[START Recorded data]
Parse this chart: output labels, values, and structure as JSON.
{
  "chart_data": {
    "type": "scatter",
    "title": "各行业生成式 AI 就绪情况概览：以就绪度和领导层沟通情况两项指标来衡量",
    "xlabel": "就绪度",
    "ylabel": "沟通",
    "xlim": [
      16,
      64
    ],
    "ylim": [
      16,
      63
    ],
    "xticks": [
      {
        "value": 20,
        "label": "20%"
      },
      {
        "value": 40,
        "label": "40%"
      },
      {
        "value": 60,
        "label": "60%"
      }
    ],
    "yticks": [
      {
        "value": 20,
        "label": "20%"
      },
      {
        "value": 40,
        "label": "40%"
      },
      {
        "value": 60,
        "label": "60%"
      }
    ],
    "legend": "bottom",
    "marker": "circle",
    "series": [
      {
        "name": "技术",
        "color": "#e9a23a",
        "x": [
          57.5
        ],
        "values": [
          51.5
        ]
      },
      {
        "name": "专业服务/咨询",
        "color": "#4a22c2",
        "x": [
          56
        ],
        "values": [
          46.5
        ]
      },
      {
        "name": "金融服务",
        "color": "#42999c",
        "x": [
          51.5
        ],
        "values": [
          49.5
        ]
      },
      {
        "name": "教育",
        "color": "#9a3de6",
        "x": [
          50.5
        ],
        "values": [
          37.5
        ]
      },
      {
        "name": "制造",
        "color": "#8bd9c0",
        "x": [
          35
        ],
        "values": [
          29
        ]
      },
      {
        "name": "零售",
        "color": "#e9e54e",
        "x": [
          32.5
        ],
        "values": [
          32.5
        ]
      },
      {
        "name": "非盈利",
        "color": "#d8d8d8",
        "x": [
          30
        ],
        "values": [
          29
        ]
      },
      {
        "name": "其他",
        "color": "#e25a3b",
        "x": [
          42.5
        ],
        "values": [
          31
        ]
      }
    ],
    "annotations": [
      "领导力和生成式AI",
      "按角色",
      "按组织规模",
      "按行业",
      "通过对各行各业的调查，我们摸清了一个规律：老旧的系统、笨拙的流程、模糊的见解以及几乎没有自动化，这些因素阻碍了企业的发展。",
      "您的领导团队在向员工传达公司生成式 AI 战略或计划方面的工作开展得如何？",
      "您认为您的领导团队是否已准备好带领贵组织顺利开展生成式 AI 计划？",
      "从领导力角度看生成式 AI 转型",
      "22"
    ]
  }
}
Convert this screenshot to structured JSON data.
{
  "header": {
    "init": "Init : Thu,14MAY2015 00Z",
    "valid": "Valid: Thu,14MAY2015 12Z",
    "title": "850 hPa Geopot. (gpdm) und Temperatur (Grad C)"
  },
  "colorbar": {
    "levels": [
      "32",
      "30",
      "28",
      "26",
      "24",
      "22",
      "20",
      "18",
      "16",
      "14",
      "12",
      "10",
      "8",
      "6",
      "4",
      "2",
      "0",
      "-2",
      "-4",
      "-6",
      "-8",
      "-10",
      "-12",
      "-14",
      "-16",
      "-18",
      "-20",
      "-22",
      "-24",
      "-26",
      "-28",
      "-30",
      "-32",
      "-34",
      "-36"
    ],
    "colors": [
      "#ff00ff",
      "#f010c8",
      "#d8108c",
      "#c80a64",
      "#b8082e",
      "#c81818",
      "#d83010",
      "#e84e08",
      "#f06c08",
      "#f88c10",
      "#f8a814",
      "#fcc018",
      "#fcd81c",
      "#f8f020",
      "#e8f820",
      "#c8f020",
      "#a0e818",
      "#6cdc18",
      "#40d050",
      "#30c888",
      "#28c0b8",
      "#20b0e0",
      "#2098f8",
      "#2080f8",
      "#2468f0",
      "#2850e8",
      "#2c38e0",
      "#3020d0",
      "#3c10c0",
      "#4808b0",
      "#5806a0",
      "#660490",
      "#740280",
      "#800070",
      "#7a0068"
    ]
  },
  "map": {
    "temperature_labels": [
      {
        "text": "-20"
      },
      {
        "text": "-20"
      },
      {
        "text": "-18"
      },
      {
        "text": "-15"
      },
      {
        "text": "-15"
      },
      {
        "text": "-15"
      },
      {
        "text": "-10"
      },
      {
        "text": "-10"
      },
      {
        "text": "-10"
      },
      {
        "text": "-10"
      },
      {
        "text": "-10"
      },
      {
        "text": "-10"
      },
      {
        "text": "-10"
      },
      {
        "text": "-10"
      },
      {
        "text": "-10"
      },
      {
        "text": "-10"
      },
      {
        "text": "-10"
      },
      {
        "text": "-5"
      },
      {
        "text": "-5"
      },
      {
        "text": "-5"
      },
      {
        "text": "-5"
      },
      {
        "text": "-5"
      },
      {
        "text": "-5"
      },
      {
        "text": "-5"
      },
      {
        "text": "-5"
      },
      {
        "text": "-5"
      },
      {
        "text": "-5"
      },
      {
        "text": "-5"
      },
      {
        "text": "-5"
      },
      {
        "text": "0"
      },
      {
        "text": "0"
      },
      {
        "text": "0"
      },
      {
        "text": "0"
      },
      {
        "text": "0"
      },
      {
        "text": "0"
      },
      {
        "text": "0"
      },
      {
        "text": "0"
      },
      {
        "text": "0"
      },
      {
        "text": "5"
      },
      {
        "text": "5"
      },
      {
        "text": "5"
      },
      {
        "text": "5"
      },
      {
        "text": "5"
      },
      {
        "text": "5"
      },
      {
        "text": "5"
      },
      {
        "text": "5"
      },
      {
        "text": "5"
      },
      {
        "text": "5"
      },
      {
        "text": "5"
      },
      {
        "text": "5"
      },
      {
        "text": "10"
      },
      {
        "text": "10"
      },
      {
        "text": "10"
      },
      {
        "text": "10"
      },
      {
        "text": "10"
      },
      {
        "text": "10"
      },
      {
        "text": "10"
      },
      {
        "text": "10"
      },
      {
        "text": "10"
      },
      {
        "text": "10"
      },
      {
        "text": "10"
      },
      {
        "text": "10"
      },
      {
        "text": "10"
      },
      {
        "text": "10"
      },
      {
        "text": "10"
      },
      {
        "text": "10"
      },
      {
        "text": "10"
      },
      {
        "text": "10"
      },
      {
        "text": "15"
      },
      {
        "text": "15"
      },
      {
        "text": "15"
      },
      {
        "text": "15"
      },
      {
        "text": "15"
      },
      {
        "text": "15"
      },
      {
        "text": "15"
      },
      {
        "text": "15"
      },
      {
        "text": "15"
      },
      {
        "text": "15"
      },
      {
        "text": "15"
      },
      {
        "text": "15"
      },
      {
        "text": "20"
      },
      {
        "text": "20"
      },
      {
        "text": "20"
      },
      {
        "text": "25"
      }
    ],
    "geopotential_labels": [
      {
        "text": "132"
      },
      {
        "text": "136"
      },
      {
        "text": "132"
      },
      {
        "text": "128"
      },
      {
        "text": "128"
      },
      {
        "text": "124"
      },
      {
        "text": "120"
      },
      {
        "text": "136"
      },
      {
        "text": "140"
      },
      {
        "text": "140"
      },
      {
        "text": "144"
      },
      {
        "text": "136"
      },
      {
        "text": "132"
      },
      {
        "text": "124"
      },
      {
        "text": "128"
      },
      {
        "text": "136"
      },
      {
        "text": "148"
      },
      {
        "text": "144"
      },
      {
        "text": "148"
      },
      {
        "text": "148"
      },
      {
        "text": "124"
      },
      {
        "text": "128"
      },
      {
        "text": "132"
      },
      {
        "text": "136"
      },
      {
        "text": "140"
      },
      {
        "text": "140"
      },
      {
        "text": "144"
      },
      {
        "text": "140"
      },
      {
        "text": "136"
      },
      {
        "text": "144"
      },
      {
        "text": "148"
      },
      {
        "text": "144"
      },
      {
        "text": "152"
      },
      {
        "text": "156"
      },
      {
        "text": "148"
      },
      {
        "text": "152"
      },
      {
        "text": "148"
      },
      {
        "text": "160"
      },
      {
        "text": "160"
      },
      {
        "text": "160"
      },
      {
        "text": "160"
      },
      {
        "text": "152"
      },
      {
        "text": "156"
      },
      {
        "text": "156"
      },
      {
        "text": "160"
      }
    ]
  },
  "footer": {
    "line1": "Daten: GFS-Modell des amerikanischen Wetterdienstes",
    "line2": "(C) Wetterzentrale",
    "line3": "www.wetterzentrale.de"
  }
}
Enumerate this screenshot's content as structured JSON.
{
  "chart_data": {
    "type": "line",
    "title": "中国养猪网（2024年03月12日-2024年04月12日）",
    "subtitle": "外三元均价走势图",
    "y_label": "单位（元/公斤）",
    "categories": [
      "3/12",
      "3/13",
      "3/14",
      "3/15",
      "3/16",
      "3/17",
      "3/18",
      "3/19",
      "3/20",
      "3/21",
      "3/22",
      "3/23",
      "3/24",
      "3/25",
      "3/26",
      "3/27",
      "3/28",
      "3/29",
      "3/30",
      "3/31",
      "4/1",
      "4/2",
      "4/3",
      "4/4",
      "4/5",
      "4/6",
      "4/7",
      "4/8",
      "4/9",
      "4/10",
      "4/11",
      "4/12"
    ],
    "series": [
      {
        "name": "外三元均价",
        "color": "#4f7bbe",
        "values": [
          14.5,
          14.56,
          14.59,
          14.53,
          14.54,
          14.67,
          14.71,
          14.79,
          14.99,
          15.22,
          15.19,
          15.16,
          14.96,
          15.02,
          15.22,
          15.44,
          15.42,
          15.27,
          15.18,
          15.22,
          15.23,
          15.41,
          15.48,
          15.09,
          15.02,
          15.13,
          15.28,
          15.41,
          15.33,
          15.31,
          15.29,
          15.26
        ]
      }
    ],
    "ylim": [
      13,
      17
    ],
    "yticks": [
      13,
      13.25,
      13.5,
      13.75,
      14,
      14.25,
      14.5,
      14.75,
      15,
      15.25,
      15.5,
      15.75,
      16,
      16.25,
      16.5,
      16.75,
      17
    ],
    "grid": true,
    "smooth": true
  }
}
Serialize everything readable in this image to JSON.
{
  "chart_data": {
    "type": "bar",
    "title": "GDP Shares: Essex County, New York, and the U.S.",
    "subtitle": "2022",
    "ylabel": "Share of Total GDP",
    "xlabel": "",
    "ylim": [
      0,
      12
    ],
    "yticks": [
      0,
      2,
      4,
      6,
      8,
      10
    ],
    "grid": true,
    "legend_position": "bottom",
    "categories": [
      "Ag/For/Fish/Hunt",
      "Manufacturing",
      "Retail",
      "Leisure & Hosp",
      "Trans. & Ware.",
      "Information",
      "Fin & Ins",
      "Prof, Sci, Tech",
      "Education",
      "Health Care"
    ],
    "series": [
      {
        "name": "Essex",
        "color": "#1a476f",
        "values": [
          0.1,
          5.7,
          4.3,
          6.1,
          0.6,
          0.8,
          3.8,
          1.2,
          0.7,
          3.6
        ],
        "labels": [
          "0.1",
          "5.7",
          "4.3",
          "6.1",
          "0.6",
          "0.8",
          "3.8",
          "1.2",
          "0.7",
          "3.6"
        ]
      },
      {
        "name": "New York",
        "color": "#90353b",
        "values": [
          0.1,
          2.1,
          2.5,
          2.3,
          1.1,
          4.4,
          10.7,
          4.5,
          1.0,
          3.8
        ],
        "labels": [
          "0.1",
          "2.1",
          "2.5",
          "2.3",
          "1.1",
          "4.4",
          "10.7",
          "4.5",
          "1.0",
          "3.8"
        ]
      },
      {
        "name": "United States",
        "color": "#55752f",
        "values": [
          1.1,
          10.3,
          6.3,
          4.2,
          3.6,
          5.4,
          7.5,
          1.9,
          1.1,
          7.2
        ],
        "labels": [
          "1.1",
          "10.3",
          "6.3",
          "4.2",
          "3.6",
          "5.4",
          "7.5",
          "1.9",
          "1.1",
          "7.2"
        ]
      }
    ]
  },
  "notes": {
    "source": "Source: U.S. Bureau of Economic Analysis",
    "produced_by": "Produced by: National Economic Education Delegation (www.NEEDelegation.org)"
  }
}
[END Recorded data]
• _The task_: Among the lines above, determine how many hold the word "bottom"; report the figure alone.

• _Expected output_: 2